## Requirement
Single out the lines that include the word "text". Copy them.

## Data to process

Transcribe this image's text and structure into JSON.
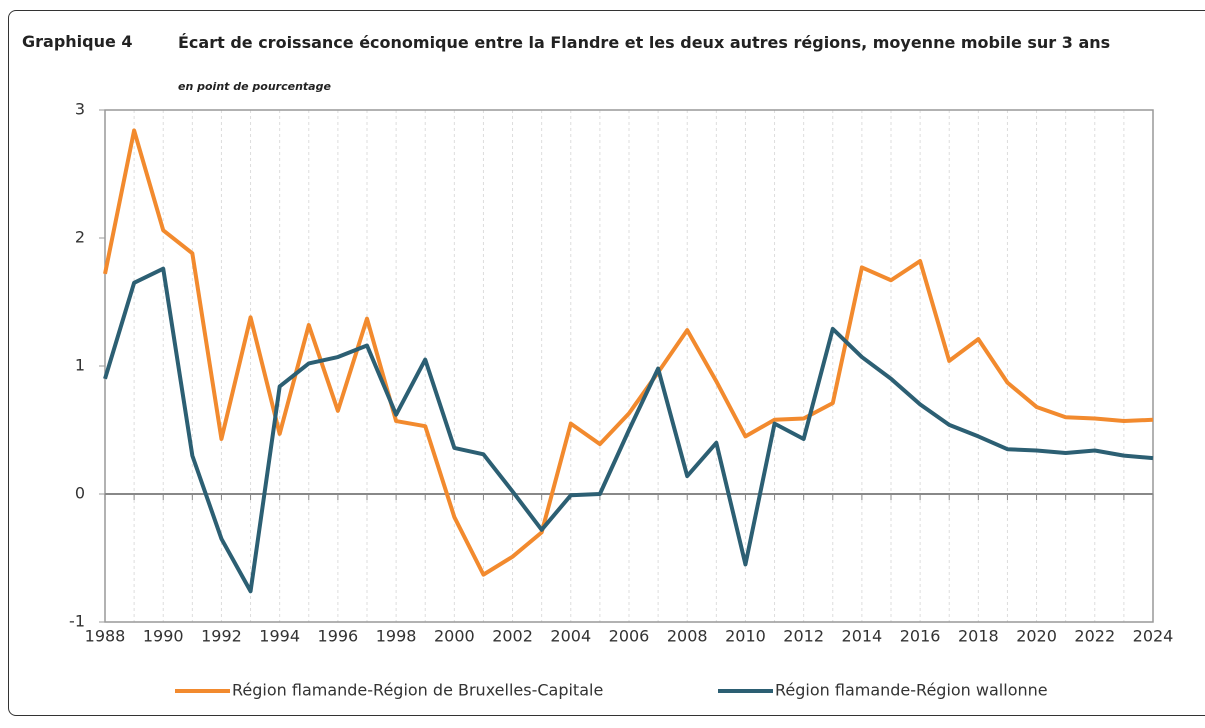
{
  "chart_data": {
    "type": "line",
    "label": "Graphique 4",
    "title": "Écart de croissance économique entre la Flandre et les deux autres régions, moyenne mobile sur 3 ans",
    "subtitle": "en point de pourcentage",
    "x": [
      1988,
      1989,
      1990,
      1991,
      1992,
      1993,
      1994,
      1995,
      1996,
      1997,
      1998,
      1999,
      2000,
      2001,
      2002,
      2003,
      2004,
      2005,
      2006,
      2007,
      2008,
      2009,
      2010,
      2011,
      2012,
      2013,
      2014,
      2015,
      2016,
      2017,
      2018,
      2019,
      2020,
      2021,
      2022,
      2023,
      2024
    ],
    "series": [
      {
        "name": "Région flamande-Région de Bruxelles-Capitale",
        "color": "#f28a2e",
        "values": [
          1.72,
          2.84,
          2.06,
          1.88,
          0.43,
          1.38,
          0.47,
          1.32,
          0.65,
          1.37,
          0.57,
          0.53,
          -0.18,
          -0.63,
          -0.49,
          -0.3,
          0.55,
          0.39,
          0.63,
          0.95,
          1.28,
          0.88,
          0.45,
          0.58,
          0.59,
          0.71,
          1.77,
          1.67,
          1.82,
          1.04,
          1.21,
          0.87,
          0.68,
          0.6,
          0.59,
          0.57,
          0.58
        ]
      },
      {
        "name": "Région flamande-Région wallonne",
        "color": "#2c5f73",
        "values": [
          0.9,
          1.65,
          1.76,
          0.3,
          -0.35,
          -0.76,
          0.84,
          1.02,
          1.07,
          1.16,
          0.62,
          1.05,
          0.36,
          0.31,
          0.02,
          -0.28,
          -0.01,
          0.0,
          0.5,
          0.98,
          0.14,
          0.4,
          -0.55,
          0.55,
          0.43,
          1.29,
          1.07,
          0.9,
          0.7,
          0.54,
          0.45,
          0.35,
          0.34,
          0.32,
          0.34,
          0.3,
          0.28
        ]
      }
    ],
    "xlim": [
      1988,
      2024
    ],
    "xticks": [
      1988,
      1990,
      1992,
      1994,
      1996,
      1998,
      2000,
      2002,
      2004,
      2006,
      2008,
      2010,
      2012,
      2014,
      2016,
      2018,
      2020,
      2022,
      2024
    ],
    "ylim": [
      -1,
      3
    ],
    "yticks": [
      -1,
      0,
      1,
      2,
      3
    ],
    "grid": true,
    "legend": "bottom"
  }
}
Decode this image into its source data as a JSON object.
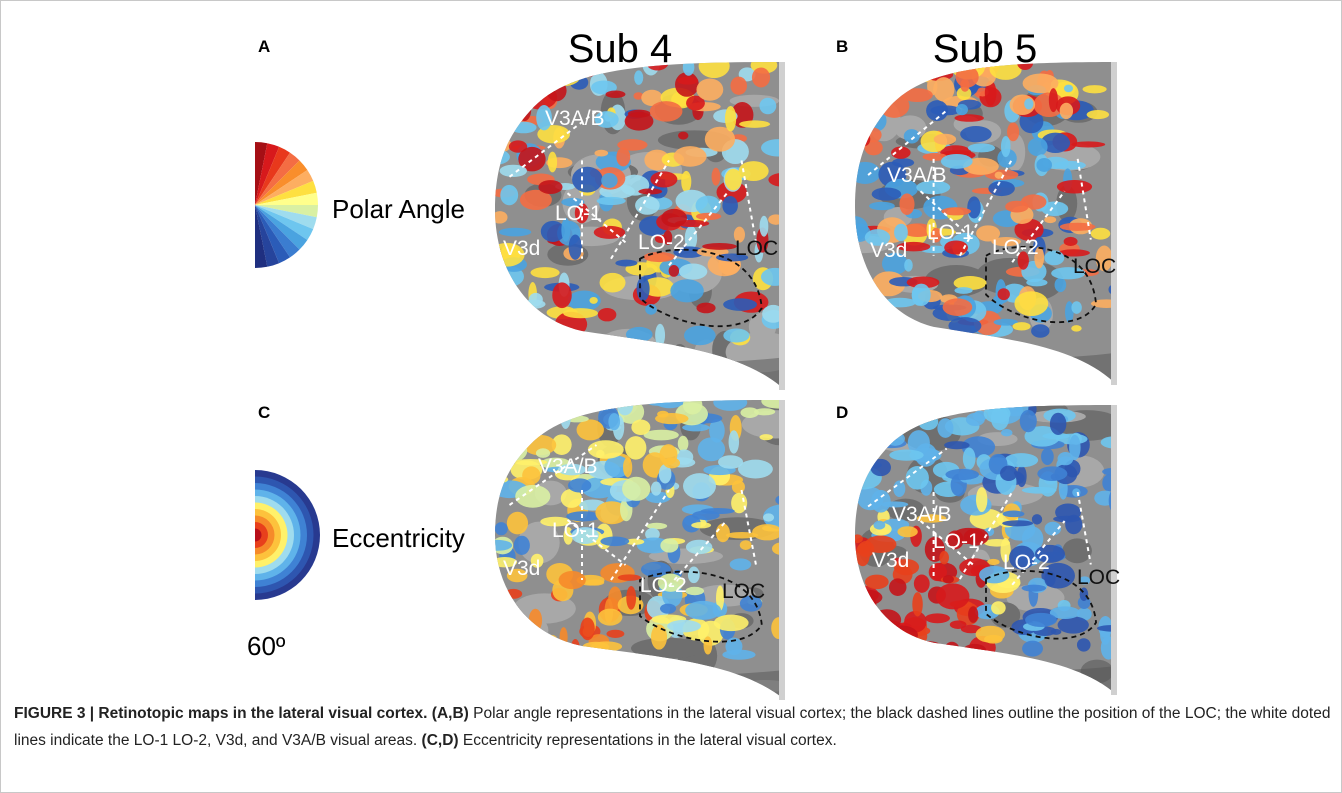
{
  "figure": {
    "panel_letters": [
      "A",
      "B",
      "C",
      "D"
    ],
    "column_titles": [
      "Sub 4",
      "Sub 5"
    ],
    "row_labels": [
      "Polar Angle",
      "Eccentricity"
    ],
    "scale_label": "60º",
    "panels": [
      {
        "areas": [
          "V3A/B",
          "LO-1",
          "V3d",
          "LO-2",
          "LOC"
        ]
      },
      {
        "areas": [
          "V3A/B",
          "LO-1",
          "V3d",
          "LO-2",
          "LOC"
        ]
      },
      {
        "areas": [
          "V3A/B",
          "LO-1",
          "V3d",
          "LO-2",
          "LOC"
        ]
      },
      {
        "areas": [
          "V3A/B",
          "LO-1",
          "V3d",
          "LO-2",
          "LOC"
        ]
      }
    ]
  },
  "caption": {
    "label": "FIGURE 3 | Retinotopic maps in the lateral visual cortex.",
    "parts": [
      {
        "ref": "(A,B)",
        "text": "Polar angle representations in the lateral visual cortex; the black dashed lines outline the position of the LOC; the white doted lines indicate the LO-1 LO-2, V3d, and V3A/B visual areas."
      },
      {
        "ref": "(C,D)",
        "text": "Eccentricity representations in the lateral visual cortex."
      }
    ]
  }
}
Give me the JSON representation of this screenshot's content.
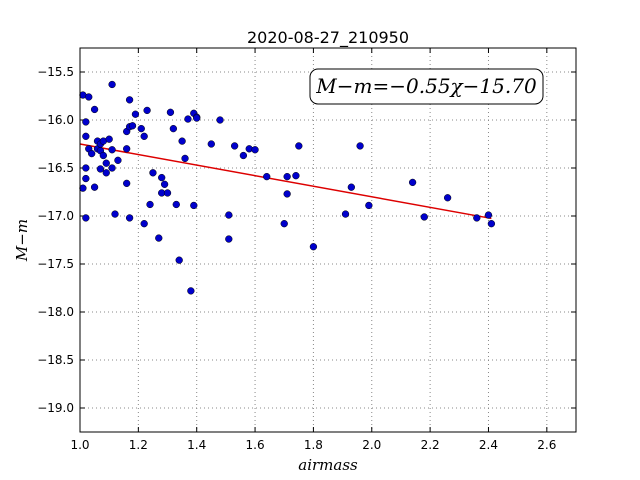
{
  "chart_data": {
    "type": "scatter",
    "title": "2020-08-27_210950",
    "xlabel": "airmass",
    "ylabel": "M−m",
    "xlim": [
      1.0,
      2.7
    ],
    "ylim": [
      -19.25,
      -15.25
    ],
    "y_inverted": true,
    "grid": true,
    "xticks": [
      1.0,
      1.2,
      1.4,
      1.6,
      1.8,
      2.0,
      2.2,
      2.4,
      2.6
    ],
    "xtick_labels": [
      "1.0",
      "1.2",
      "1.4",
      "1.6",
      "1.8",
      "2.0",
      "2.2",
      "2.4",
      "2.6"
    ],
    "yticks": [
      -15.5,
      -16.0,
      -16.5,
      -17.0,
      -17.5,
      -18.0,
      -18.5,
      -19.0
    ],
    "ytick_labels": [
      "−15.5",
      "−16.0",
      "−16.5",
      "−17.0",
      "−17.5",
      "−18.0",
      "−18.5",
      "−19.0"
    ],
    "annotation": "M−m=−0.55χ−15.70",
    "colors": {
      "points": "#0000cc",
      "fit": "#dd0000",
      "grid": "#888888"
    },
    "fit": {
      "slope": -0.55,
      "intercept": -15.7,
      "x_range": [
        1.0,
        2.41
      ]
    },
    "points": {
      "x": [
        1.01,
        1.01,
        1.02,
        1.02,
        1.02,
        1.02,
        1.02,
        1.03,
        1.03,
        1.04,
        1.05,
        1.05,
        1.06,
        1.06,
        1.07,
        1.07,
        1.07,
        1.08,
        1.08,
        1.09,
        1.09,
        1.1,
        1.11,
        1.11,
        1.11,
        1.12,
        1.13,
        1.16,
        1.16,
        1.16,
        1.17,
        1.17,
        1.17,
        1.18,
        1.19,
        1.21,
        1.22,
        1.22,
        1.23,
        1.24,
        1.25,
        1.27,
        1.28,
        1.28,
        1.29,
        1.3,
        1.31,
        1.32,
        1.33,
        1.34,
        1.35,
        1.36,
        1.37,
        1.38,
        1.39,
        1.39,
        1.4,
        1.4,
        1.45,
        1.48,
        1.51,
        1.51,
        1.53,
        1.56,
        1.58,
        1.6,
        1.64,
        1.7,
        1.71,
        1.71,
        1.74,
        1.75,
        1.8,
        1.91,
        1.93,
        1.96,
        1.99,
        2.14,
        2.18,
        2.26,
        2.36,
        2.4,
        2.41
      ],
      "y": [
        -16.71,
        -15.74,
        -16.02,
        -16.17,
        -16.5,
        -16.61,
        -17.02,
        -15.76,
        -16.3,
        -16.35,
        -16.7,
        -15.89,
        -16.22,
        -16.3,
        -16.25,
        -16.32,
        -16.51,
        -16.37,
        -16.22,
        -16.45,
        -16.55,
        -16.2,
        -15.63,
        -16.31,
        -16.5,
        -16.98,
        -16.42,
        -16.12,
        -16.3,
        -16.66,
        -15.79,
        -16.07,
        -17.02,
        -16.06,
        -15.94,
        -16.09,
        -16.17,
        -17.08,
        -15.9,
        -16.88,
        -16.55,
        -17.23,
        -16.6,
        -16.76,
        -16.67,
        -16.76,
        -15.92,
        -16.09,
        -16.88,
        -17.46,
        -16.22,
        -16.4,
        -15.99,
        -17.78,
        -16.89,
        -15.93,
        -15.97,
        -15.98,
        -16.25,
        -16.0,
        -16.99,
        -17.24,
        -16.27,
        -16.37,
        -16.3,
        -16.31,
        -16.59,
        -17.08,
        -16.77,
        -16.59,
        -16.58,
        -16.27,
        -17.32,
        -16.98,
        -16.7,
        -16.27,
        -16.89,
        -16.65,
        -17.01,
        -16.81,
        -17.02,
        -16.99,
        -17.08
      ]
    }
  }
}
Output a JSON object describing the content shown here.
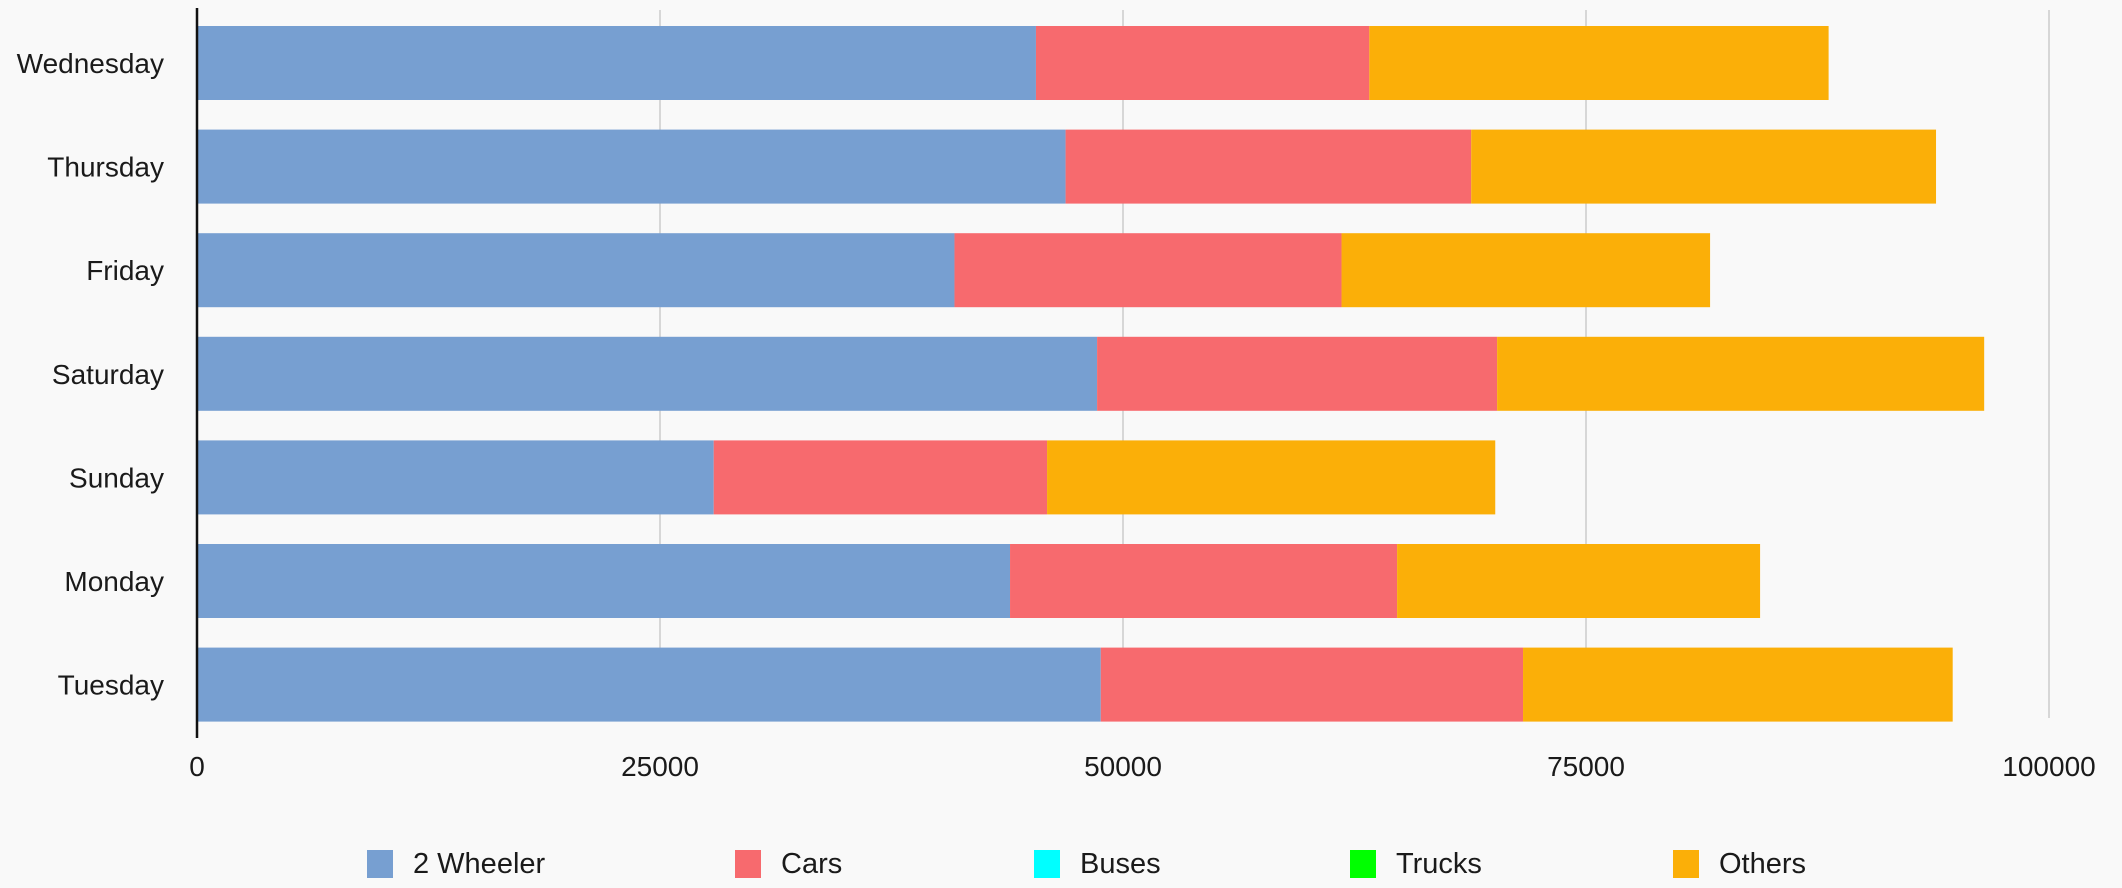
{
  "chart_data": {
    "type": "bar",
    "orientation": "horizontal",
    "stacked": true,
    "categories": [
      "Wednesday",
      "Thursday",
      "Friday",
      "Saturday",
      "Sunday",
      "Monday",
      "Tuesday"
    ],
    "series": [
      {
        "name": "2 Wheeler",
        "color": "#779fd1",
        "values": [
          45300,
          46900,
          40900,
          48600,
          27900,
          43900,
          48800
        ]
      },
      {
        "name": "Cars",
        "color": "#f76a6e",
        "values": [
          18000,
          21900,
          20900,
          21600,
          18000,
          20900,
          22800
        ]
      },
      {
        "name": "Buses",
        "color": "#00ffff",
        "values": [
          0,
          0,
          0,
          0,
          0,
          0,
          0
        ]
      },
      {
        "name": "Trucks",
        "color": "#00ff00",
        "values": [
          0,
          0,
          0,
          0,
          0,
          0,
          0
        ]
      },
      {
        "name": "Others",
        "color": "#fbaf08",
        "values": [
          24800,
          25100,
          19900,
          26300,
          24200,
          19600,
          23200
        ]
      }
    ],
    "xlim": [
      0,
      100000
    ],
    "xticks": [
      "0",
      "25000",
      "50000",
      "75000",
      "100000"
    ],
    "grid": true,
    "legend_position": "bottom"
  }
}
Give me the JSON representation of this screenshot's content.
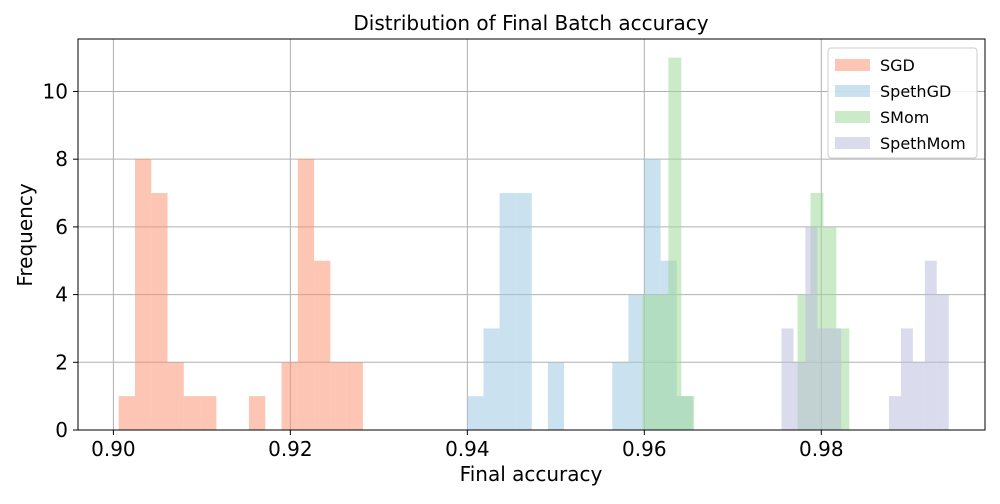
{
  "chart_data": {
    "type": "histogram",
    "title": "Distribution of Final Batch accuracy",
    "xlabel": "Final accuracy",
    "ylabel": "Frequency",
    "xlim": [
      0.896,
      0.9985
    ],
    "ylim": [
      0,
      11.55
    ],
    "x_ticks": [
      0.9,
      0.92,
      0.94,
      0.96,
      0.98
    ],
    "x_tick_labels": [
      "0.90",
      "0.92",
      "0.94",
      "0.96",
      "0.98"
    ],
    "y_ticks": [
      0,
      2,
      4,
      6,
      8,
      10
    ],
    "y_tick_labels": [
      "0",
      "2",
      "4",
      "6",
      "8",
      "10"
    ],
    "grid": true,
    "legend_position": "top-right",
    "series": [
      {
        "name": "SGD",
        "color": "#FC8D6A",
        "alpha": 0.5,
        "bin_start": 0.9006,
        "bin_width": 0.00184,
        "counts": [
          1,
          8,
          7,
          2,
          1,
          1,
          0,
          0,
          1,
          0,
          2,
          8,
          5,
          2,
          2
        ]
      },
      {
        "name": "SpethGD",
        "color": "#9ECAE1",
        "alpha": 0.55,
        "bin_start": 0.94,
        "bin_width": 0.00182,
        "counts": [
          1,
          3,
          7,
          7,
          0,
          2,
          0,
          0,
          0,
          2,
          4,
          8,
          5,
          1
        ]
      },
      {
        "name": "SMom",
        "color": "#A1D99B",
        "alpha": 0.55,
        "bin_start": 0.9598,
        "bin_width": 0.00146,
        "counts": [
          4,
          4,
          11,
          1,
          0,
          0,
          0,
          0,
          0,
          0,
          0,
          0,
          4,
          7,
          6,
          3
        ]
      },
      {
        "name": "SpethMom",
        "color": "#BCBDDC",
        "alpha": 0.55,
        "bin_start": 0.9755,
        "bin_width": 0.00135,
        "counts": [
          3,
          2,
          6,
          3,
          3,
          0,
          0,
          0,
          0,
          1,
          3,
          2,
          5,
          4
        ]
      }
    ]
  }
}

## The result
Transcribe this image's text and structure into JSON.
        "text": "Polar angle representations in the lateral visual cortex; the black dashed lines outline the position of the LOC; the white doted lines indicate the LO-1 LO-2, V3d, and V3A/B visual areas."
        "text": "Eccentricity representations in the lateral visual cortex."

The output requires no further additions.